Tally all lines containing the word "exact". Give the number alone.

• [PROVIDED ENTRIES]
# # # # # # #
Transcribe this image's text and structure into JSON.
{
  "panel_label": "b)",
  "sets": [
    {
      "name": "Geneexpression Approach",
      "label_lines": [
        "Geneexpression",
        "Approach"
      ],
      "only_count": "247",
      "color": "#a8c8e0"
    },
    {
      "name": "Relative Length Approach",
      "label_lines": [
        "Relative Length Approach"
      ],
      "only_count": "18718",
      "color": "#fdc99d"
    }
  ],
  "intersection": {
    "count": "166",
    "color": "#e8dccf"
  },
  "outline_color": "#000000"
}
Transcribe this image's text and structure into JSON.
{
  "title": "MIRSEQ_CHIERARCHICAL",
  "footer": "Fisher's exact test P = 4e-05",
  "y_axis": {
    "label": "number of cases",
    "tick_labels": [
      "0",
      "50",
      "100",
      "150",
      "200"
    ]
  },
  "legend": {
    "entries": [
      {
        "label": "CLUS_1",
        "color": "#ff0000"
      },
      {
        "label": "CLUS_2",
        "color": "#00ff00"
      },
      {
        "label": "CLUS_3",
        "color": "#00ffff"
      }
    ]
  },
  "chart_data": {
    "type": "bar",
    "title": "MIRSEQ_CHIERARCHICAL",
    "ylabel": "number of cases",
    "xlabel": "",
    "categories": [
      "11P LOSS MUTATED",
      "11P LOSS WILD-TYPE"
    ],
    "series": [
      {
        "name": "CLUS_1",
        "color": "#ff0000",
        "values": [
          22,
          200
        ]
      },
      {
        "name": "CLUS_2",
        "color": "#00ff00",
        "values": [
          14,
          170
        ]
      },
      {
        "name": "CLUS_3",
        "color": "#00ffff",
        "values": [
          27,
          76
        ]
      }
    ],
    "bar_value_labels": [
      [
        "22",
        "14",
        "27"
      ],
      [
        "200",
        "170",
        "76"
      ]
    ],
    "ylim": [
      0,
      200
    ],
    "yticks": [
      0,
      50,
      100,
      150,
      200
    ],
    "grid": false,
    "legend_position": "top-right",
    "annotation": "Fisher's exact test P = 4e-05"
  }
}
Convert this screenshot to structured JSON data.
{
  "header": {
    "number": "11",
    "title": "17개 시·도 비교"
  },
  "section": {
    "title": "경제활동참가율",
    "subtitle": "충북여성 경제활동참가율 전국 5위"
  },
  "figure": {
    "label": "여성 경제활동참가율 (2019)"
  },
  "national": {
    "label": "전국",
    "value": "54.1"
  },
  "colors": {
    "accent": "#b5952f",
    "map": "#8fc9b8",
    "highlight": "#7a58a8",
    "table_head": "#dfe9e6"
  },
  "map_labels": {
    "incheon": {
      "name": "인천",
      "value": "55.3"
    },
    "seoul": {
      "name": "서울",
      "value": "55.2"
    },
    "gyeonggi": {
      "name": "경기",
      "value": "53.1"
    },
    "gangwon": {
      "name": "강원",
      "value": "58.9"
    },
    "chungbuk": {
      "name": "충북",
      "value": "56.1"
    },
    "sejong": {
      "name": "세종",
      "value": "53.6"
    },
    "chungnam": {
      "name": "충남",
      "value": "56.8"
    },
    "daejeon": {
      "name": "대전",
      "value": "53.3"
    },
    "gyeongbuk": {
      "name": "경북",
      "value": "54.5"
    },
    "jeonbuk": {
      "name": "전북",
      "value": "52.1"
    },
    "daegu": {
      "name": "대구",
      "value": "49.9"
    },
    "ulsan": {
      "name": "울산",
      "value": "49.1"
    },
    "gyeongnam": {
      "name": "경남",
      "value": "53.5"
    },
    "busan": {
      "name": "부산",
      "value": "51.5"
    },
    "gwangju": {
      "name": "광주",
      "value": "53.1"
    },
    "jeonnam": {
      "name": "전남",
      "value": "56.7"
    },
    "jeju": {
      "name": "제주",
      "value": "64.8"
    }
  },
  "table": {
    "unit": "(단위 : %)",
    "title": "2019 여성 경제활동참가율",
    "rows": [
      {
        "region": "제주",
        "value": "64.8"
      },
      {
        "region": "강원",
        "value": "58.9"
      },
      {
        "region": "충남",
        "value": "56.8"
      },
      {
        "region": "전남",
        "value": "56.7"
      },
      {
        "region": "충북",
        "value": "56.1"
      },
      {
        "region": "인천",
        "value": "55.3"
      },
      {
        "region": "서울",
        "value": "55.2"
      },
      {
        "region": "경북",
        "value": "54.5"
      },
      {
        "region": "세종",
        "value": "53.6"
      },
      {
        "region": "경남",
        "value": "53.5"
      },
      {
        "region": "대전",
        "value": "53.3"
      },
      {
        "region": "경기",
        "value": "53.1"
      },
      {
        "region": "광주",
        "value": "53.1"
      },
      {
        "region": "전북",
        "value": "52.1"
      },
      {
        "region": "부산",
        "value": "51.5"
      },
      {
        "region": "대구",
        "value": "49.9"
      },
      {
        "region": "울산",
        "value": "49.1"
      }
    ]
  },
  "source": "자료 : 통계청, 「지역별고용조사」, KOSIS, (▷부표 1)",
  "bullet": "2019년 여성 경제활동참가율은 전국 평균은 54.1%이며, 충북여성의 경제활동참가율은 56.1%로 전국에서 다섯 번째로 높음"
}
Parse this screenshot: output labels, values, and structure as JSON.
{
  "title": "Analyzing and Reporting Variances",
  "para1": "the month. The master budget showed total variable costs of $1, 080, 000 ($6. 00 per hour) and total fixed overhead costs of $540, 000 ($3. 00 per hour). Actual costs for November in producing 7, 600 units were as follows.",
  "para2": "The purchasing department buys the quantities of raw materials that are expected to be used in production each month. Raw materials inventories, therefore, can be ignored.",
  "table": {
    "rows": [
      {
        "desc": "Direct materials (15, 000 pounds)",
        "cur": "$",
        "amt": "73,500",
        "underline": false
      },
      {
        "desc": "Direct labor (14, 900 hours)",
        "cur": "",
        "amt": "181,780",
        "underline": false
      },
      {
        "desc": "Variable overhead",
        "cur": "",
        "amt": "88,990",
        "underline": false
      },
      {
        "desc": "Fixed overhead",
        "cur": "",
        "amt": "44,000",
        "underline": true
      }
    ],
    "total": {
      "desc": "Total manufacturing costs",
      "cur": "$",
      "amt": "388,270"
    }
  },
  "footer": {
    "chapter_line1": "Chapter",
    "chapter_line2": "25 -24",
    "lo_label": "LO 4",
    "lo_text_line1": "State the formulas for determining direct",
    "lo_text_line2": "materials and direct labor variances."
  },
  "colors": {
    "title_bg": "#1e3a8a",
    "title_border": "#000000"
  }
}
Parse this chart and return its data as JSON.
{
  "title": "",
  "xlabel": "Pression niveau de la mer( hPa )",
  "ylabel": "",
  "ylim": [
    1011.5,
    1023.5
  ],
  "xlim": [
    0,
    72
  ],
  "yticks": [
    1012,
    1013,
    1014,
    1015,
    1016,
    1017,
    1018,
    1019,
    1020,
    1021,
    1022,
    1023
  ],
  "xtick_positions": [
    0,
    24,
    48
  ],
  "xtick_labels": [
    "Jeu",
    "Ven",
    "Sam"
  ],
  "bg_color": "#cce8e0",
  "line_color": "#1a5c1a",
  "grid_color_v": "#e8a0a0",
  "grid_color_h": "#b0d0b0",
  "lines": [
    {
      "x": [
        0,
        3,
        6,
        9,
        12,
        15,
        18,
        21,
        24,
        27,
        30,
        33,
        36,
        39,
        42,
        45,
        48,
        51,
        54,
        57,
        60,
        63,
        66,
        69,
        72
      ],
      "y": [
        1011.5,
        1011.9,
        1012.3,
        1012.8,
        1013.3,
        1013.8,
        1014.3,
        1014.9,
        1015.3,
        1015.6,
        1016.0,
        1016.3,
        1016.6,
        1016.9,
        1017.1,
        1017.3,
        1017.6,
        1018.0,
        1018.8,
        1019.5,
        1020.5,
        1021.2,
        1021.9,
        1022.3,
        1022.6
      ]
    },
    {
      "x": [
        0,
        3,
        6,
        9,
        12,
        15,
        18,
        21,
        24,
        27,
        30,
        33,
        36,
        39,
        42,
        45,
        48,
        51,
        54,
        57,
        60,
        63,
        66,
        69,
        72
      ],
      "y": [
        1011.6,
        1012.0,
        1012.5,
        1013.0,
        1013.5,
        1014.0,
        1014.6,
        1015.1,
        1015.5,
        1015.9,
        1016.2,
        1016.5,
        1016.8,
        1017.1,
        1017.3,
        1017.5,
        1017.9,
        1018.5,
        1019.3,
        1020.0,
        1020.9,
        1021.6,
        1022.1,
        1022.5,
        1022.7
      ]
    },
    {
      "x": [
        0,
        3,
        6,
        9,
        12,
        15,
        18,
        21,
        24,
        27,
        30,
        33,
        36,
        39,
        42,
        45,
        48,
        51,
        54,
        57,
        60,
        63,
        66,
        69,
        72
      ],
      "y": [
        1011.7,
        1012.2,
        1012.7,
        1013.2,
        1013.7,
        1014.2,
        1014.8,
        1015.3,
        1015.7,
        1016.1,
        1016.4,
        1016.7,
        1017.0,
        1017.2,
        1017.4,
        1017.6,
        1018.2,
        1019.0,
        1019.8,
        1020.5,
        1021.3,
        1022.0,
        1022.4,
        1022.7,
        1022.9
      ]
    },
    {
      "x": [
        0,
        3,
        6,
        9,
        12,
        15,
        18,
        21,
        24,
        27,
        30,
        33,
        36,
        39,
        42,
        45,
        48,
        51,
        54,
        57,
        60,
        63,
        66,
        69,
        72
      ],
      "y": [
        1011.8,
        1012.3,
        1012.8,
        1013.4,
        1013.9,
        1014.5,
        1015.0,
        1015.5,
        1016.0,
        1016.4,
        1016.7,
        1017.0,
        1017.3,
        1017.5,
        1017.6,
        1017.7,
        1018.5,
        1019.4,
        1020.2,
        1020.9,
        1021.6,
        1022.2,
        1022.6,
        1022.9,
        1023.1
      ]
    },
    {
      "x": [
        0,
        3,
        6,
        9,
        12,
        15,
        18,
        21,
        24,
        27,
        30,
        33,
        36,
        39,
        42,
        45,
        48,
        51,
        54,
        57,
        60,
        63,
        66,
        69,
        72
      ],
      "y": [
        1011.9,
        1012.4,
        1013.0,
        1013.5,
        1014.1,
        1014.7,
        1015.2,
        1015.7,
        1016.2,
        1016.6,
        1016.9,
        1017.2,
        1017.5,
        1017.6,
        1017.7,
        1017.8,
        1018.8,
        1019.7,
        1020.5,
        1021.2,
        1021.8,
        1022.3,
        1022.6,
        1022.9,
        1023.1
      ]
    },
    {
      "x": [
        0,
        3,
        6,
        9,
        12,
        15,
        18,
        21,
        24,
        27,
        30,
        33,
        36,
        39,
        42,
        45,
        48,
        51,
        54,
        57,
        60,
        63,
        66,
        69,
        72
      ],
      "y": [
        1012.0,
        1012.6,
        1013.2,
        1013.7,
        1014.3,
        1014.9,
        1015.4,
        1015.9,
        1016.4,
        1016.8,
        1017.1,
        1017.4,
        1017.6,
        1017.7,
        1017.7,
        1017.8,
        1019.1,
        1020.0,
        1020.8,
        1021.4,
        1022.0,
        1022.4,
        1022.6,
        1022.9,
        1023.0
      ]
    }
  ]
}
# # # # # # #
• [RESPONSE] 2